### What you need to do
Reproduce every line in the listing that contains the word "this".

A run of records
+++++

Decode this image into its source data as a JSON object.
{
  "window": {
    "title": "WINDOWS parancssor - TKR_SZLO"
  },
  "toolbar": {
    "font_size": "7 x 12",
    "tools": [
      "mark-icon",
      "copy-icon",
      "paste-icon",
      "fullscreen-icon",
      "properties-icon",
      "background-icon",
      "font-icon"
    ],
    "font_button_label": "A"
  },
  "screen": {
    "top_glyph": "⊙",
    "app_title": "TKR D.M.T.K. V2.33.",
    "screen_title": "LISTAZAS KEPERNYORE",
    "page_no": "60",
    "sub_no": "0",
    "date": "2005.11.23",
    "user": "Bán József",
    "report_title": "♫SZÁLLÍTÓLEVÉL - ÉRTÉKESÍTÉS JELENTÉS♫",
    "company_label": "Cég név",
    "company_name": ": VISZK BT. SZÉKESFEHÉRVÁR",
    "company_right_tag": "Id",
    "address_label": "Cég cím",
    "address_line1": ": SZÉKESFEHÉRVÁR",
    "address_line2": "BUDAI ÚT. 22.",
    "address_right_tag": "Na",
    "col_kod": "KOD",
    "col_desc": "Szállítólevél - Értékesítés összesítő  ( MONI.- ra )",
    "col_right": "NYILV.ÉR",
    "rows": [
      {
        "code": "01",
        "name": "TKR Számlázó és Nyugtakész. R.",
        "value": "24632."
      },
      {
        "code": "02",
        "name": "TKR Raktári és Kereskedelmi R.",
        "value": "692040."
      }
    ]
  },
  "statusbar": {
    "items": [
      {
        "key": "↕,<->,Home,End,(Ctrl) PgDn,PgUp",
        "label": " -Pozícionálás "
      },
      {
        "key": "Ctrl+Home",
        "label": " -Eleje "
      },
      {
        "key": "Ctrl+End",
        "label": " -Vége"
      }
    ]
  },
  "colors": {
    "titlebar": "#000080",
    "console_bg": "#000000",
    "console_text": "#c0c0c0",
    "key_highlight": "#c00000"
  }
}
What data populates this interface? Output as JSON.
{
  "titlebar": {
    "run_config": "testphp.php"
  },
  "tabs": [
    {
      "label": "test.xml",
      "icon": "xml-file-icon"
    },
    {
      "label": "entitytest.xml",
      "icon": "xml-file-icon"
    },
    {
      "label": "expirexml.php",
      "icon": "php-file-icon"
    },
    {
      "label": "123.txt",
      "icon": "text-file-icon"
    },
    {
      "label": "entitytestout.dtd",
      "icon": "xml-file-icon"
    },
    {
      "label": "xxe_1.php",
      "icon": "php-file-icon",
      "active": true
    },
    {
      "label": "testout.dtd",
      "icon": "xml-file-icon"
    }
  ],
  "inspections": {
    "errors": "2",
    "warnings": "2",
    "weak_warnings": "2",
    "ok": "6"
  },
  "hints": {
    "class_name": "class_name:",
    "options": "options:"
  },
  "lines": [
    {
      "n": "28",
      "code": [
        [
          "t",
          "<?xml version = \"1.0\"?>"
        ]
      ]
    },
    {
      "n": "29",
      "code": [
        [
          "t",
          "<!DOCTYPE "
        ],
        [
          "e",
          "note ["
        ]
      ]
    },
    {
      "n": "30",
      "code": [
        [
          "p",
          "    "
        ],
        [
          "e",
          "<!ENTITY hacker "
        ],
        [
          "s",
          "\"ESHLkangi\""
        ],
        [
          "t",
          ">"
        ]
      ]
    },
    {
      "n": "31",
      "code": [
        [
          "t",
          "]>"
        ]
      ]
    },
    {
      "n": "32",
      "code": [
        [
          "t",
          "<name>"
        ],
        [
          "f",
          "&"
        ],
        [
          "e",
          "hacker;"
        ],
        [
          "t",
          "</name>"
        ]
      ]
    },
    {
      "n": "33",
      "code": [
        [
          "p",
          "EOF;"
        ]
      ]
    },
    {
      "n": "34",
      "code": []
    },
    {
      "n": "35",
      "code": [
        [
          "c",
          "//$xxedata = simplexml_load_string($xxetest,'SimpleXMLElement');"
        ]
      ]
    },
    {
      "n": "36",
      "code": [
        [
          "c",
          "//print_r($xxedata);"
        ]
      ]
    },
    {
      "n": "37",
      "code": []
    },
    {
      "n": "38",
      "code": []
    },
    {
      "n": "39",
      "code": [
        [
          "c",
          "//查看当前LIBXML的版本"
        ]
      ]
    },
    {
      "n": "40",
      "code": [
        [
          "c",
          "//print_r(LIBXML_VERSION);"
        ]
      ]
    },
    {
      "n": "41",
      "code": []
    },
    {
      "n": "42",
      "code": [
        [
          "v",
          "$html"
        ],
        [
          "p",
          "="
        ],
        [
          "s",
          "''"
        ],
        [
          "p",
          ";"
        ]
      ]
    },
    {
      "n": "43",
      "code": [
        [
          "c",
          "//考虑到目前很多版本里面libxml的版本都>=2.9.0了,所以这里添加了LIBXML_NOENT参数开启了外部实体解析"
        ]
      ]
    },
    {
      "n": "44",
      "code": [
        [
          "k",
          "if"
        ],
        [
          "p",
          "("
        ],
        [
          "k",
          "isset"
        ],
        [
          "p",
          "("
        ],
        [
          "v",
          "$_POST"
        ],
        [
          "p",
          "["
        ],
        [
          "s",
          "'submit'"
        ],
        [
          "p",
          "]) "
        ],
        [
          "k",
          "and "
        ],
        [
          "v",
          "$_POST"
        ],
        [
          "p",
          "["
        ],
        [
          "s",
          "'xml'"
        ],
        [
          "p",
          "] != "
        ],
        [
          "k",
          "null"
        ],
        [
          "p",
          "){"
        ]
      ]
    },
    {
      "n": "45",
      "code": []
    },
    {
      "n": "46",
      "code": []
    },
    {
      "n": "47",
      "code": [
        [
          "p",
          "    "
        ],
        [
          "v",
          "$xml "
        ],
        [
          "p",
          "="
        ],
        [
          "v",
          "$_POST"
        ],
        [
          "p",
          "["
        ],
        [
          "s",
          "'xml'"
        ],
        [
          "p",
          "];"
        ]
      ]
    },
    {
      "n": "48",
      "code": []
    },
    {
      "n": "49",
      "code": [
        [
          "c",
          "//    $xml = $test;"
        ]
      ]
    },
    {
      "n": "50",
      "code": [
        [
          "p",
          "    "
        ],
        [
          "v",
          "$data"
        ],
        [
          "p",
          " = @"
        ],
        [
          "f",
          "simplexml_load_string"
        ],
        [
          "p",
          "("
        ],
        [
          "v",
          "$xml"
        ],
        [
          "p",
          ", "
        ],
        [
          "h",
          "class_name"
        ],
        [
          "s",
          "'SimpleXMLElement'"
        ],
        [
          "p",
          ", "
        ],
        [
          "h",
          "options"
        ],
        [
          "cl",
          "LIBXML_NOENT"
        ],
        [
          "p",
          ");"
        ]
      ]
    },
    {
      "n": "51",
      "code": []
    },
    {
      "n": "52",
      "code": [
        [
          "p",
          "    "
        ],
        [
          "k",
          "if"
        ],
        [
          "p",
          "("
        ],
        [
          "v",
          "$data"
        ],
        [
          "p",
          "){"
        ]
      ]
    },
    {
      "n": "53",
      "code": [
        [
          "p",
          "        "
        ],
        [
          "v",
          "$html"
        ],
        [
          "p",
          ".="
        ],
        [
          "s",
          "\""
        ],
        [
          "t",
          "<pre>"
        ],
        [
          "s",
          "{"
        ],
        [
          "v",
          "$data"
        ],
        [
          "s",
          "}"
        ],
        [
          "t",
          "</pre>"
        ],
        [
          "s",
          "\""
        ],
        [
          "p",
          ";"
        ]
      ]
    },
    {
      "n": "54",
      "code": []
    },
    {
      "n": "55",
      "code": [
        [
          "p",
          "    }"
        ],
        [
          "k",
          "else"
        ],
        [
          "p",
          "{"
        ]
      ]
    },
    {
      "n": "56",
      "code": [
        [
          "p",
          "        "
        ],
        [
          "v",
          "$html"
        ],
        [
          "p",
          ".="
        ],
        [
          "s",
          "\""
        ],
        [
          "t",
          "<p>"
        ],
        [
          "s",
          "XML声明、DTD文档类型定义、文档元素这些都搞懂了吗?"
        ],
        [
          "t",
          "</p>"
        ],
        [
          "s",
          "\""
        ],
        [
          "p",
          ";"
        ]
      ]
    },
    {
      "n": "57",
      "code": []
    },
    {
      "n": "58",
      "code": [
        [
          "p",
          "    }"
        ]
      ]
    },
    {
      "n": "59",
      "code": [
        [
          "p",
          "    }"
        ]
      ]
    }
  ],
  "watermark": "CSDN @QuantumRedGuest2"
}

+++++

### Correct result
Decode this image into its source data as a JSON object.
What data populates this interface? Output as JSON.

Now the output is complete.